Collection entries

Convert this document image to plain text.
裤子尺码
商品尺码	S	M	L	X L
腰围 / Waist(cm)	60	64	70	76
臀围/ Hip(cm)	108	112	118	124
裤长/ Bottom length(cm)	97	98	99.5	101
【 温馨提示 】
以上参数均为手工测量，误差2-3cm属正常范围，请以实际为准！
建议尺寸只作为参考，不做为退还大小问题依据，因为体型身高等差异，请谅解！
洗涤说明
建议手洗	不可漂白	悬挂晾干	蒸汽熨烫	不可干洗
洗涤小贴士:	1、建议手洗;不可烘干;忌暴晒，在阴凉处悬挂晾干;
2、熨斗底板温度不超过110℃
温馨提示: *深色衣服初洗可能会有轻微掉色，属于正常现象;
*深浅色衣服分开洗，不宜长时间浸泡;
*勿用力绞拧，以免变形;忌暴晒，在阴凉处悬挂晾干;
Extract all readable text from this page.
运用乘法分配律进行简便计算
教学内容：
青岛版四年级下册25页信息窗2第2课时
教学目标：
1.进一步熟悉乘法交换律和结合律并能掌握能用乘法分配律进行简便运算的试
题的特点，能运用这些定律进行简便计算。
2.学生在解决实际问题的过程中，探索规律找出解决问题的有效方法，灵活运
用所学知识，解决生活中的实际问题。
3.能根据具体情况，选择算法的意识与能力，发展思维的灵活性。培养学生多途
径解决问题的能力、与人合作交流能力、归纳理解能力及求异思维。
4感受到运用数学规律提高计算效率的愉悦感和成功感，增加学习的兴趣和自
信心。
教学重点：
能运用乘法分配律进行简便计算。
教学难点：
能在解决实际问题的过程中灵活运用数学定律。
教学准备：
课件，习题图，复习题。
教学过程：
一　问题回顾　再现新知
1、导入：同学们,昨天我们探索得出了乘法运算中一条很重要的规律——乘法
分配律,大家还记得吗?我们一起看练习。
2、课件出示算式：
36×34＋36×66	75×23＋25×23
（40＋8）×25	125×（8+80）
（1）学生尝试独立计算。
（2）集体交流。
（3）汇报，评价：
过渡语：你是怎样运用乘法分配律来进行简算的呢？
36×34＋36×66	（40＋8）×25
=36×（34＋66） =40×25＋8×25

--

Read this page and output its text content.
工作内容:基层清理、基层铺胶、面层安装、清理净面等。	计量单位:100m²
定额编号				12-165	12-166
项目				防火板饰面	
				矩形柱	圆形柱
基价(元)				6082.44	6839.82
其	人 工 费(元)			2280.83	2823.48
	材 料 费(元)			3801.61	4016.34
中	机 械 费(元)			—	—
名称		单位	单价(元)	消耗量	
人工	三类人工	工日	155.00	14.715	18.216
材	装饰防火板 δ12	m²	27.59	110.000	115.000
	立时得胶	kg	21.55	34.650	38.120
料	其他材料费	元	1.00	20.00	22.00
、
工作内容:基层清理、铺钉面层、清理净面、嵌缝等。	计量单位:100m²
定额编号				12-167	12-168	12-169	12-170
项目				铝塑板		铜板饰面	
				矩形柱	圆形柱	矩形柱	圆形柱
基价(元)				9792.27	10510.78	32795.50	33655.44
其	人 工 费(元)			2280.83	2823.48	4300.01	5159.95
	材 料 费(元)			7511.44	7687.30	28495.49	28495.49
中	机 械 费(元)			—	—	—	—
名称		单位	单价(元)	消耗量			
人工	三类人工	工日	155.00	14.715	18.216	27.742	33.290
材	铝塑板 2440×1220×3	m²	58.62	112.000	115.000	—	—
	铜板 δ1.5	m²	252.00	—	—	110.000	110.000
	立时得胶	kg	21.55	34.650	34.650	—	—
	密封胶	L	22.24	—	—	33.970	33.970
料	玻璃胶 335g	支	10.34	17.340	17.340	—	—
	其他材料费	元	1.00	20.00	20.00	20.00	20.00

TASK TO COMPLETE
Make a copy of each line that contains the string "建议手洗".

WORKED SOLUTION
建议手洗	不可漂白	悬挂晾干	蒸汽熨烫	不可干洗
洗涤小贴士:	1、建议手洗;不可烘干;忌暴晒，在阴凉处悬挂晾干;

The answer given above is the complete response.